[Problem to solve]:
The listing below should be written out exactly; please include all of it.

BEGIN Material to process

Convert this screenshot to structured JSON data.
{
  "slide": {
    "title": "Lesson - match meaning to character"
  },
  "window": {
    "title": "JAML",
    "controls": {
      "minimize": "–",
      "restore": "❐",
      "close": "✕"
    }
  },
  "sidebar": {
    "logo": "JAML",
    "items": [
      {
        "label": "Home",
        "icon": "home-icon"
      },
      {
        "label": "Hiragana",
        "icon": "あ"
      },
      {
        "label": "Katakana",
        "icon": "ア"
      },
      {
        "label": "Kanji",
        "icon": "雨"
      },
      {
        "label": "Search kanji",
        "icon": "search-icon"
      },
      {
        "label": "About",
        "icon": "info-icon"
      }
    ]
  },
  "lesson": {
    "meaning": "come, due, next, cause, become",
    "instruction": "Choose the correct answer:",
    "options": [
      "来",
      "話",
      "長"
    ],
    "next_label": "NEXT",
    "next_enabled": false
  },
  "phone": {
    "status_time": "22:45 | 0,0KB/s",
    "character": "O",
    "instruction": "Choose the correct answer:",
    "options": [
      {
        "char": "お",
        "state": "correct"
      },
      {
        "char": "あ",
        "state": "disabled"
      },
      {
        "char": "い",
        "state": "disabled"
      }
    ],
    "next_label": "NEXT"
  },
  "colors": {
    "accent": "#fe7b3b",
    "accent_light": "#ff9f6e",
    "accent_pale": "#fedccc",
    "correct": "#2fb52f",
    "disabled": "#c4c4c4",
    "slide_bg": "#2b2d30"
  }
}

END Material to process

[Exercise solution]:
Convert this screenshot to structured JSON data.
{
  "slide": {
    "title": "Lesson - match meaning to character"
  },
  "window": {
    "title": "JAML",
    "controls": {
      "minimize": "–",
      "restore": "❐",
      "close": "✕"
    }
  },
  "sidebar": {
    "logo": "JAML",
    "items": [
      {
        "label": "Home",
        "icon": "home-icon"
      },
      {
        "label": "Hiragana",
        "icon": "あ"
      },
      {
        "label": "Katakana",
        "icon": "ア"
      },
      {
        "label": "Kanji",
        "icon": "雨"
      },
      {
        "label": "Search kanji",
        "icon": "search-icon"
      },
      {
        "label": "About",
        "icon": "info-icon"
      }
    ]
  },
  "lesson": {
    "meaning": "come, due, next, cause, become",
    "instruction": "Choose the correct answer:",
    "options": [
      "来",
      "話",
      "長"
    ],
    "next_label": "NEXT",
    "next_enabled": false
  },
  "phone": {
    "status_time": "22:45 | 0,0KB/s",
    "character": "O",
    "instruction": "Choose the correct answer:",
    "options": [
      {
        "char": "お",
        "state": "correct"
      },
      {
        "char": "あ",
        "state": "disabled"
      },
      {
        "char": "い",
        "state": "disabled"
      }
    ],
    "next_label": "NEXT"
  },
  "colors": {
    "accent": "#fe7b3b",
    "accent_light": "#ff9f6e",
    "accent_pale": "#fedccc",
    "correct": "#2fb52f",
    "disabled": "#c4c4c4",
    "slide_bg": "#2b2d30"
  }
}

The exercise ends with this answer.